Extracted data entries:
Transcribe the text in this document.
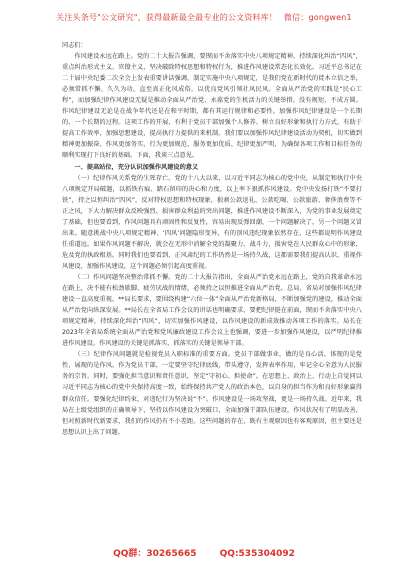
关注头条号"公文研究"，获得最新最全最专业的公文资料库！ 微信：gongwen1

同志们：

作风建设永远在路上。党的二十大报告强调，要锲而不舍落实中央八项规定精神，持续深化纠治“四风”，重点纠治形式主义、官僚主义，坚决破除特权思想和特权行为，推进作风建设常态化长效化。习近平总书记在二十届中央纪委二次全会上发表重要讲话强调，制定实施中央八项规定，是我们党在新时代的徙木立信之举，必须常抓不懈、久久为功，直至真正化风成俗，以优良党风引领社风民风。全面从严治党的实践是“民心工程”，而加强纪律作风建设无疑是推动全面从严治党、永葆党的生机活力的关键举措。没有规矩，不成方圆。作风纪律建设无论是在战争年代还是在和平时期，都有其运行规律和必要性。加强作风纪律建设是一个长期的、一个长期的过程。这项工作的开展，有利于党员干部加强个人修养、树立良好形象和执行力方式，有助于提高工作效率，加强思想建设，提高执行力提供的来机制。我们要以加强作风纪律建设活动为契机，切实做到精神更加振奋、作风更加务实、行为更加规范、服务更加优质、纪律更加严明，为确保各项工作和目标任务的顺利实现打下良好的基础。下面，我谈三点意见。

一、提高站位，充分认识加强作风建设的意义

（一）纪律作风关系党的生死存亡。党的十八大以来，以习近平同志为核心的党中央，从制定和执行中央八项规定开局破题，以抓铁有痕、踏石留印的决心和力度，以上率下狠抓作风建设。党中央发扬打铁“不要打铁”，持之以恒纠治“四风”，反对特权思想和特权现象，狠刹公款送礼、公款吃喝、公款旅游、奢侈浪费等不正之风，下大力解决群众反映强烈、损害群众利益的突出问题，推进作风建设不断深入，为党的事业发展奠定了基础，但也要看到，作风问题具有顽固性和反复性，容易出现反弹回潮，一个问题解决了，另一个问题又冒出来。随意挑战中央八项规定精神、‘四风’问题隐形变异，有的顶风违纪现象依然存在，这些都说明作风建设任重道远。如果作风问题不解决，就会在无形中消解全党的凝聚力、战斗力，损害党在人民群众心中的形象，危及党的执政根基。同时我们也要看到，正风肃纪的工作仍然是一场持久战，这都需要我们提高认识、重视作风建设、加强作风建设，这个问题必须引起高度重视。

（二）作风问题坚决整治常抓不懈。党的二十大报告指出，全面从严治党永远在路上，党的自我革命永远在路上，决不能有松劲歇脚、疲劳厌战的情绪，必须持之以恒推进全面从严治党。总局、省局对加强作风纪律建设一直高度重视，**局长要求，要围绕构建“六位一体”全面从严治党新格局，不断加强党的建设，推动全面从严治党向纵深发展。**局长在全省局工作会议的讲话也明确要求，要把纪律挺在前面，锲而不舍落实中央八项规定精神，持续深化纠治“四风”，切实加强作风建设，以作风建设的新成效推动各项工作的落实。局长在2023年全省局系统全面从严治党和党风廉政建设工作会议上也强调，要进一步加强作风建设，以严明纪律推进作风建设。作风建设的关键是抓落实，抓落实的关键是领导干部。

（三）纪律作风问题就是检视党员入职标准的重要方面。党员干部做事业，做的是良心活，体现的是党性，展现的是作风。作为党员干部，一定要坚守纪律底线，带头遵守，发挥表率作用，牢记全心全意为人民服务的宗旨。同时，要强化担当意识和责任意识，坚定“守初心、担使命”。在思想上、政治上、行动上自觉同以习近平同志为核心的党中央保持高度一致，始终保持共产党人的政治本色，以自身的担当作为和良好形象赢得群众信任。要强化纪律约束，对违纪行为坚决说“不”。作风建设是一场攻坚战，更是一场持久战。近年来，我局在上级党组织的正确领导下，坚持以作风建设为突破口，全面加强干部队伍建设，作风状况有了明显改善，但对照新时代新要求，我们的作风仍有不小差距。这些问题的存在，既有主观原因也有客观原因，但主要还是思想认识上出了问题。

QQ群：30265665	QQ:535304092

[Exercise details]: Restate the listing above word for word, and skip the pictures.

[Task response]:
Transcribe the text in this document.
关注头条号"公文研究"，获得最新最全最专业的公文资料库！ 微信：gongwen1

同志们：

作风建设永远在路上。党的二十大报告强调，要锲而不舍落实中央八项规定精神，持续深化纠治“四风”，重点纠治形式主义、官僚主义，坚决破除特权思想和特权行为，推进作风建设常态化长效化。习近平总书记在二十届中央纪委二次全会上发表重要讲话强调，制定实施中央八项规定，是我们党在新时代的徙木立信之举，必须常抓不懈、久久为功，直至真正化风成俗，以优良党风引领社风民风。全面从严治党的实践是“民心工程”，而加强纪律作风建设无疑是推动全面从严治党、永葆党的生机活力的关键举措。没有规矩，不成方圆。作风纪律建设无论是在战争年代还是在和平时期，都有其运行规律和必要性。加强作风纪律建设是一个长期的、一个长期的过程。这项工作的开展，有利于党员干部加强个人修养、树立良好形象和执行力方式，有助于提高工作效率，加强思想建设，提高执行力提供的来机制。我们要以加强作风纪律建设活动为契机，切实做到精神更加振奋、作风更加务实、行为更加规范、服务更加优质、纪律更加严明，为确保各项工作和目标任务的顺利实现打下良好的基础。下面，我谈三点意见。

一、提高站位，充分认识加强作风建设的意义

（一）纪律作风关系党的生死存亡。党的十八大以来，以习近平同志为核心的党中央，从制定和执行中央八项规定开局破题，以抓铁有痕、踏石留印的决心和力度，以上率下狠抓作风建设。党中央发扬打铁“不要打铁”，持之以恒纠治“四风”，反对特权思想和特权现象，狠刹公款送礼、公款吃喝、公款旅游、奢侈浪费等不正之风，下大力解决群众反映强烈、损害群众利益的突出问题，推进作风建设不断深入，为党的事业发展奠定了基础，但也要看到，作风问题具有顽固性和反复性，容易出现反弹回潮，一个问题解决了，另一个问题又冒出来。随意挑战中央八项规定精神、‘四风’问题隐形变异，有的顶风违纪现象依然存在，这些都说明作风建设任重道远。如果作风问题不解决，就会在无形中消解全党的凝聚力、战斗力，损害党在人民群众心中的形象，危及党的执政根基。同时我们也要看到，正风肃纪的工作仍然是一场持久战，这都需要我们提高认识、重视作风建设、加强作风建设，这个问题必须引起高度重视。

（二）作风问题坚决整治常抓不懈。党的二十大报告指出，全面从严治党永远在路上，党的自我革命永远在路上，决不能有松劲歇脚、疲劳厌战的情绪，必须持之以恒推进全面从严治党。总局、省局对加强作风纪律建设一直高度重视，**局长要求，要围绕构建“六位一体”全面从严治党新格局，不断加强党的建设，推动全面从严治党向纵深发展。**局长在全省局工作会议的讲话也明确要求，要把纪律挺在前面，锲而不舍落实中央八项规定精神，持续深化纠治“四风”，切实加强作风建设，以作风建设的新成效推动各项工作的落实。局长在2023年全省局系统全面从严治党和党风廉政建设工作会议上也强调，要进一步加强作风建设，以严明纪律推进作风建设。作风建设的关键是抓落实，抓落实的关键是领导干部。

（三）纪律作风问题就是检视党员入职标准的重要方面。党员干部做事业，做的是良心活，体现的是党性，展现的是作风。作为党员干部，一定要坚守纪律底线，带头遵守，发挥表率作用，牢记全心全意为人民服务的宗旨。同时，要强化担当意识和责任意识，坚定“守初心、担使命”。在思想上、政治上、行动上自觉同以习近平同志为核心的党中央保持高度一致，始终保持共产党人的政治本色，以自身的担当作为和良好形象赢得群众信任。要强化纪律约束，对违纪行为坚决说“不”。作风建设是一场攻坚战，更是一场持久战。近年来，我局在上级党组织的正确领导下，坚持以作风建设为突破口，全面加强干部队伍建设，作风状况有了明显改善，但对照新时代新要求，我们的作风仍有不小差距。这些问题的存在，既有主观原因也有客观原因，但主要还是思想认识上出了问题。

QQ群：30265665	QQ:535304092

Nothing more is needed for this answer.